(Records that describe figures)
● ● ● ● ●

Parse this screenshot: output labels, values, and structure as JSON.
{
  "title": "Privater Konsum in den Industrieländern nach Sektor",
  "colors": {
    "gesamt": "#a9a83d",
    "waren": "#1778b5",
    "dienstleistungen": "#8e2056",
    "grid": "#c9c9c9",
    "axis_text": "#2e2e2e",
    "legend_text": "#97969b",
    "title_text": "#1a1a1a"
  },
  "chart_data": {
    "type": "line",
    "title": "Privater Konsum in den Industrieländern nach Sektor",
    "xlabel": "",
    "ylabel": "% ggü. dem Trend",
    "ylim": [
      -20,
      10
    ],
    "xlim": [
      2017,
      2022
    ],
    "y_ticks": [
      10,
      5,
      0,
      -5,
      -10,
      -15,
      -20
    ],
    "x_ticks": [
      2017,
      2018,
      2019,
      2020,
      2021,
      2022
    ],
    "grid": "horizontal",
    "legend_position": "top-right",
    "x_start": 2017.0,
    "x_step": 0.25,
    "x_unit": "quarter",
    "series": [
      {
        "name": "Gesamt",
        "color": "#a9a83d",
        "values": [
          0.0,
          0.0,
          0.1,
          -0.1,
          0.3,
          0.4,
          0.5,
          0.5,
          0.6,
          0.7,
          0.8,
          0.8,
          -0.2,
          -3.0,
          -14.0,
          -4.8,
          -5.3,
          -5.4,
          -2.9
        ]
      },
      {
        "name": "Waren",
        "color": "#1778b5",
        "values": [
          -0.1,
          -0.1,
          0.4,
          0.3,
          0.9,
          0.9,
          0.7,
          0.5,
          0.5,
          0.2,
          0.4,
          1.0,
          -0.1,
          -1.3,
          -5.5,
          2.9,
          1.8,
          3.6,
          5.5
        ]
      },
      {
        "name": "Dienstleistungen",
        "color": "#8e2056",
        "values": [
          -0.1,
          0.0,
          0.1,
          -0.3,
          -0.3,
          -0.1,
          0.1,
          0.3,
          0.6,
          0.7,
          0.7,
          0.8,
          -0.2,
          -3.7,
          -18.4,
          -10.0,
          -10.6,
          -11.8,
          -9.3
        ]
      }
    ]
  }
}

● ● ● ● ●

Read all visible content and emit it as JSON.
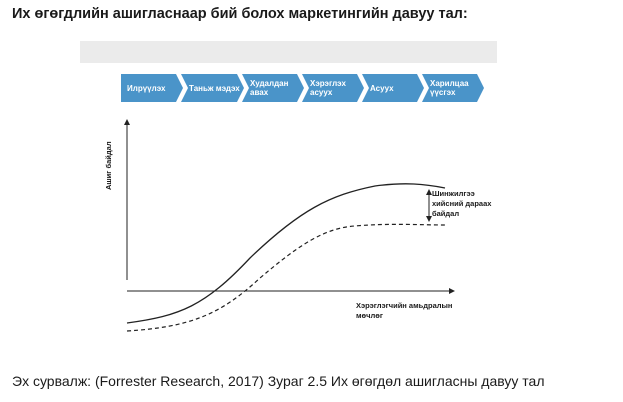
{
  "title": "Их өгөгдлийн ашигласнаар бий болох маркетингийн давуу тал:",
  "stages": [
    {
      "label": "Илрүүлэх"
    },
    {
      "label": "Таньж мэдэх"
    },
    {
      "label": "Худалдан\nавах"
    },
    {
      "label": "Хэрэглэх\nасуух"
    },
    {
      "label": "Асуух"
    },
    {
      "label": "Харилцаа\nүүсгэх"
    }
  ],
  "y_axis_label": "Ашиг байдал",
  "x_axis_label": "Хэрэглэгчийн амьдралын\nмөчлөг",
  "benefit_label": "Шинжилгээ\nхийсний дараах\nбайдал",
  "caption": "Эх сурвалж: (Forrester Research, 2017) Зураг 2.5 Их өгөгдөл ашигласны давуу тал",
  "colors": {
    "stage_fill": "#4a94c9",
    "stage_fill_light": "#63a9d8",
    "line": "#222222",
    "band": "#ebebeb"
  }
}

● ● ● ● ●

• [Exercise directions] Gather every line from the entries above where the word "Privater" appears, and copy them.

• [Result below]
  "title": "Privater Konsum in den Industrieländern nach Sektor",
    "title": "Privater Konsum in den Industrieländern nach Sektor",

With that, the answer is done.